[start Data extract]
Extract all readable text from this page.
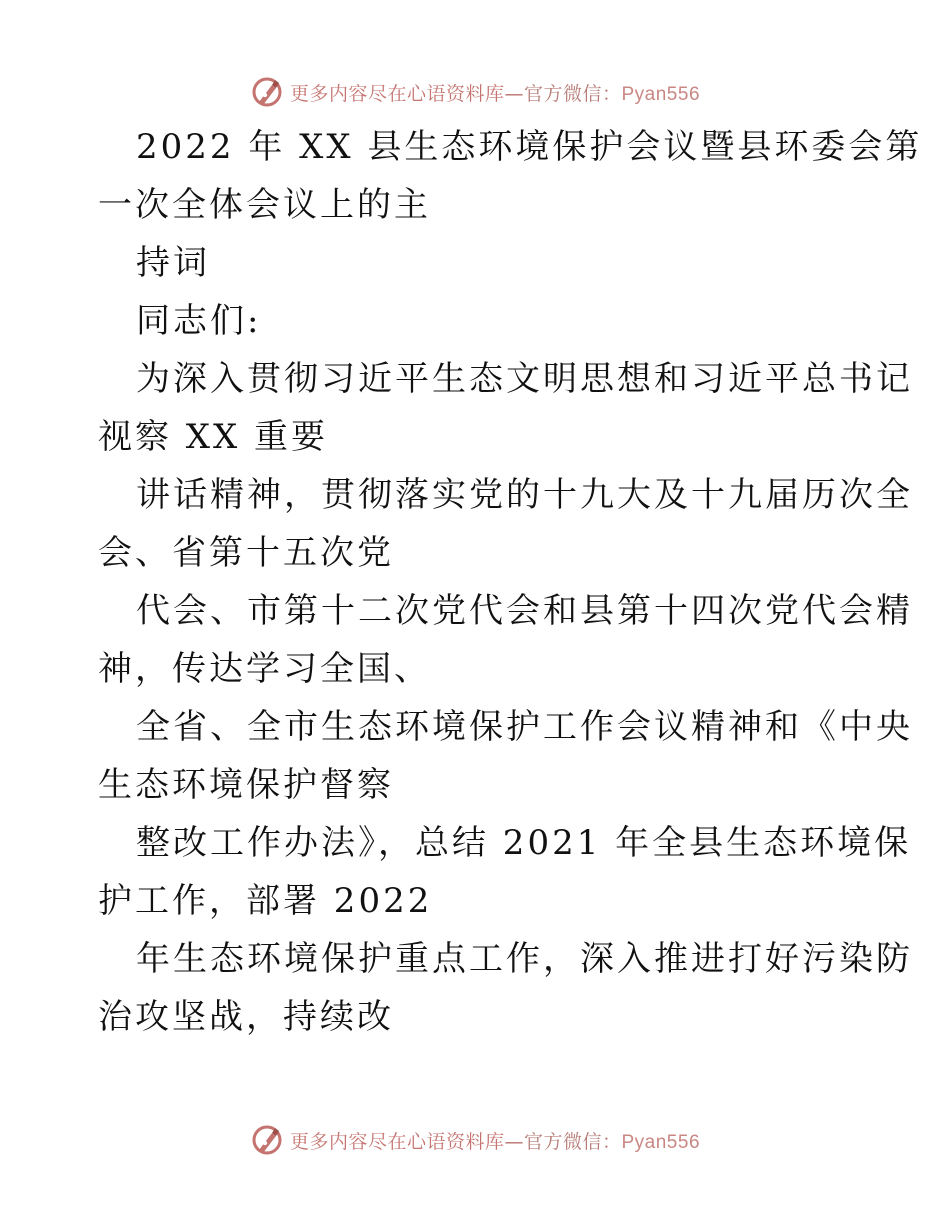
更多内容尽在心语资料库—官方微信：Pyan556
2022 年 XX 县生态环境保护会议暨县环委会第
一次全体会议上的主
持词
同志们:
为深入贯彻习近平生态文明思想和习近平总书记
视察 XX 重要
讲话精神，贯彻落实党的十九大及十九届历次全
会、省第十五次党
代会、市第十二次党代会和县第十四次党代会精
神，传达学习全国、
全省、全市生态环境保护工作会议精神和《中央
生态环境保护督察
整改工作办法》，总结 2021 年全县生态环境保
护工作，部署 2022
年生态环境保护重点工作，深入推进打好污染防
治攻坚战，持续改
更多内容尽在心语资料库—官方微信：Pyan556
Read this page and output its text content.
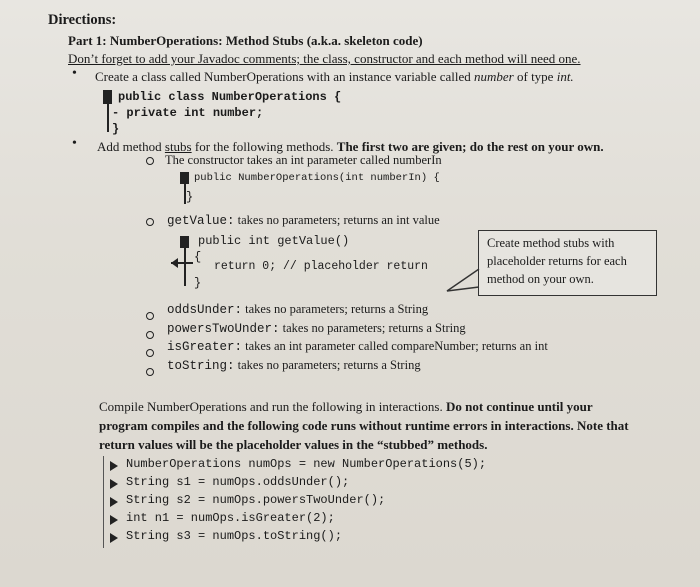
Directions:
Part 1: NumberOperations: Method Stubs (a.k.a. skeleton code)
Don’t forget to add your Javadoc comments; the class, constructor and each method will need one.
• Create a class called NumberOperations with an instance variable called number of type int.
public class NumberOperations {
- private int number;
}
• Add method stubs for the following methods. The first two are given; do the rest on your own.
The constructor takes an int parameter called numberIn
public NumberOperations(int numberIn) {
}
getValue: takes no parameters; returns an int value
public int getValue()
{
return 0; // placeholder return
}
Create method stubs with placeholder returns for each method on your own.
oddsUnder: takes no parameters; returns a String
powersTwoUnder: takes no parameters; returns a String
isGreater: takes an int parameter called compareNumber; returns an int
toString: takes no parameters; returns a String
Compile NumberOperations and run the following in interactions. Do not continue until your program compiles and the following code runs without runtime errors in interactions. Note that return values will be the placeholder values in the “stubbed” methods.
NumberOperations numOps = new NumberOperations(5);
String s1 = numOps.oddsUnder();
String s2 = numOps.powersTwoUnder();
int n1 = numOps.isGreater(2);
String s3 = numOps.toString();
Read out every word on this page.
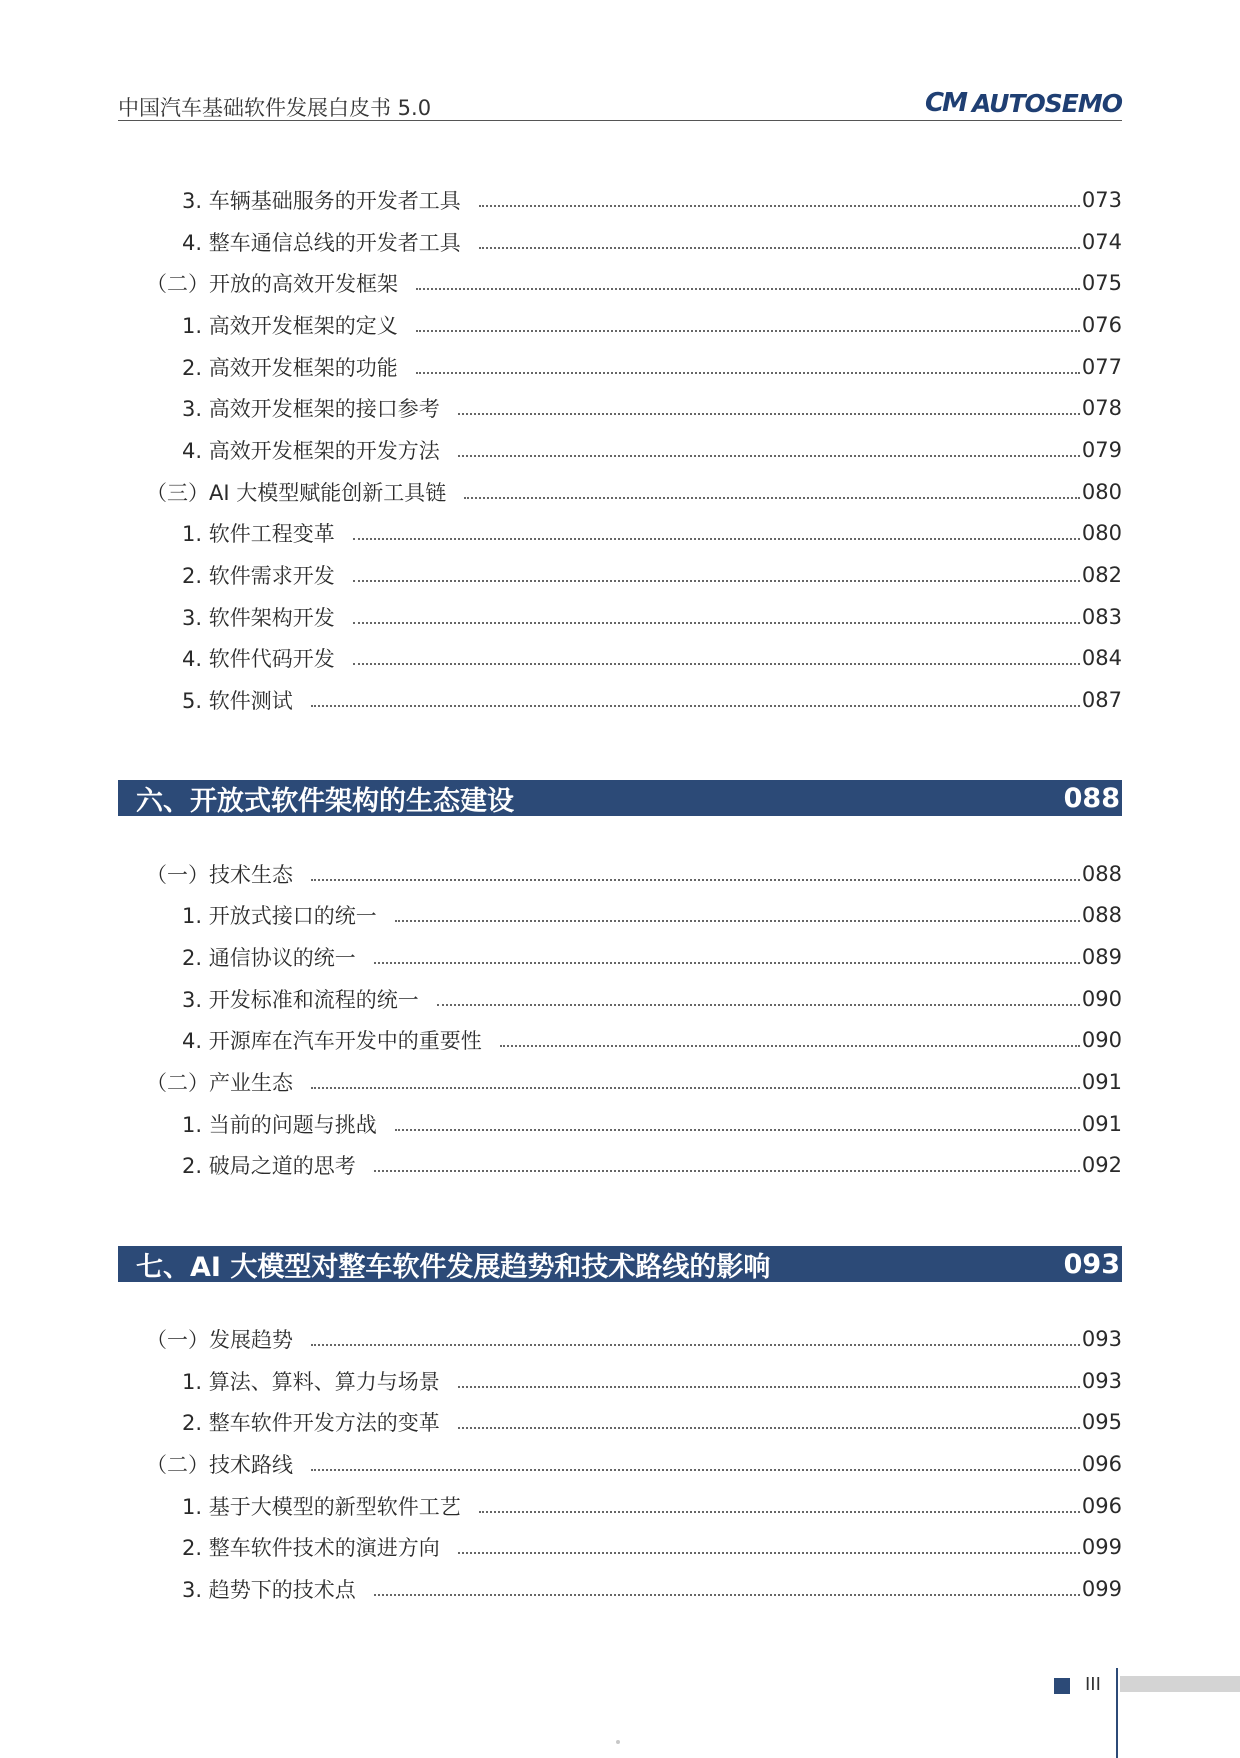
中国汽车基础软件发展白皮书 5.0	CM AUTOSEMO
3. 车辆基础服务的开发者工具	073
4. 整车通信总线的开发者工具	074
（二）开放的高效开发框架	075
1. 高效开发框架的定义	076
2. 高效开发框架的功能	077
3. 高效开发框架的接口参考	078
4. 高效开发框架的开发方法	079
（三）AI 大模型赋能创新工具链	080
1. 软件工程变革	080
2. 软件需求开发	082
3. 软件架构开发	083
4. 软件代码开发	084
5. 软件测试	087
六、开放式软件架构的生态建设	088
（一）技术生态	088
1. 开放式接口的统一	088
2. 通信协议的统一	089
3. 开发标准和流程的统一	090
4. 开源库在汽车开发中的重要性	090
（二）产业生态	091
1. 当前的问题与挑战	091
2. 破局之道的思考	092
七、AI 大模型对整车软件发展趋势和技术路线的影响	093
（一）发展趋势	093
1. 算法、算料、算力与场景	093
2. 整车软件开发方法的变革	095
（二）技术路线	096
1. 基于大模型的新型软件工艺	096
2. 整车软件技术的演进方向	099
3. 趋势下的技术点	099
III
[end Data extract]
▸ **Your goal**
Give back the whole listing as it stands, minus its pictures.

▸ **Answer to the problem**
Extract all readable text from this page.
更多内容尽在心语资料库—官方微信：Pyan556
2022 年 XX 县生态环境保护会议暨县环委会第
一次全体会议上的主
持词
同志们:
为深入贯彻习近平生态文明思想和习近平总书记
视察 XX 重要
讲话精神，贯彻落实党的十九大及十九届历次全
会、省第十五次党
代会、市第十二次党代会和县第十四次党代会精
神，传达学习全国、
全省、全市生态环境保护工作会议精神和《中央
生态环境保护督察
整改工作办法》，总结 2021 年全县生态环境保
护工作，部署 2022
年生态环境保护重点工作，深入推进打好污染防
治攻坚战，持续改
更多内容尽在心语资料库—官方微信：Pyan556
Read this page and output its text content.
Directions:
Part 1: NumberOperations: Method Stubs (a.k.a. skeleton code)
Don’t forget to add your Javadoc comments; the class, constructor and each method will need one.
• Create a class called NumberOperations with an instance variable called number of type int.
public class NumberOperations {
- private int number;
}
• Add method stubs for the following methods. The first two are given; do the rest on your own.
The constructor takes an int parameter called numberIn
public NumberOperations(int numberIn) {
}
getValue: takes no parameters; returns an int value
public int getValue()
{
return 0; // placeholder return
}
Create method stubs with placeholder returns for each method on your own.
oddsUnder: takes no parameters; returns a String
powersTwoUnder: takes no parameters; returns a String
isGreater: takes an int parameter called compareNumber; returns an int
toString: takes no parameters; returns a String
Compile NumberOperations and run the following in interactions. Do not continue until your program compiles and the following code runs without runtime errors in interactions. Note that return values will be the placeholder values in the “stubbed” methods.
NumberOperations numOps = new NumberOperations(5);
String s1 = numOps.oddsUnder();
String s2 = numOps.powersTwoUnder();
int n1 = numOps.isGreater(2);
String s3 = numOps.toString();
Read out every word on this page.
中国汽车基础软件发展白皮书 5.0	CM AUTOSEMO
3. 车辆基础服务的开发者工具	073
4. 整车通信总线的开发者工具	074
（二）开放的高效开发框架	075
1. 高效开发框架的定义	076
2. 高效开发框架的功能	077
3. 高效开发框架的接口参考	078
4. 高效开发框架的开发方法	079
（三）AI 大模型赋能创新工具链	080
1. 软件工程变革	080
2. 软件需求开发	082
3. 软件架构开发	083
4. 软件代码开发	084
5. 软件测试	087
六、开放式软件架构的生态建设	088
（一）技术生态	088
1. 开放式接口的统一	088
2. 通信协议的统一	089
3. 开发标准和流程的统一	090
4. 开源库在汽车开发中的重要性	090
（二）产业生态	091
1. 当前的问题与挑战	091
2. 破局之道的思考	092
七、AI 大模型对整车软件发展趋势和技术路线的影响	093
（一）发展趋势	093
1. 算法、算料、算力与场景	093
2. 整车软件开发方法的变革	095
（二）技术路线	096
1. 基于大模型的新型软件工艺	096
2. 整车软件技术的演进方向	099
3. 趋势下的技术点	099
III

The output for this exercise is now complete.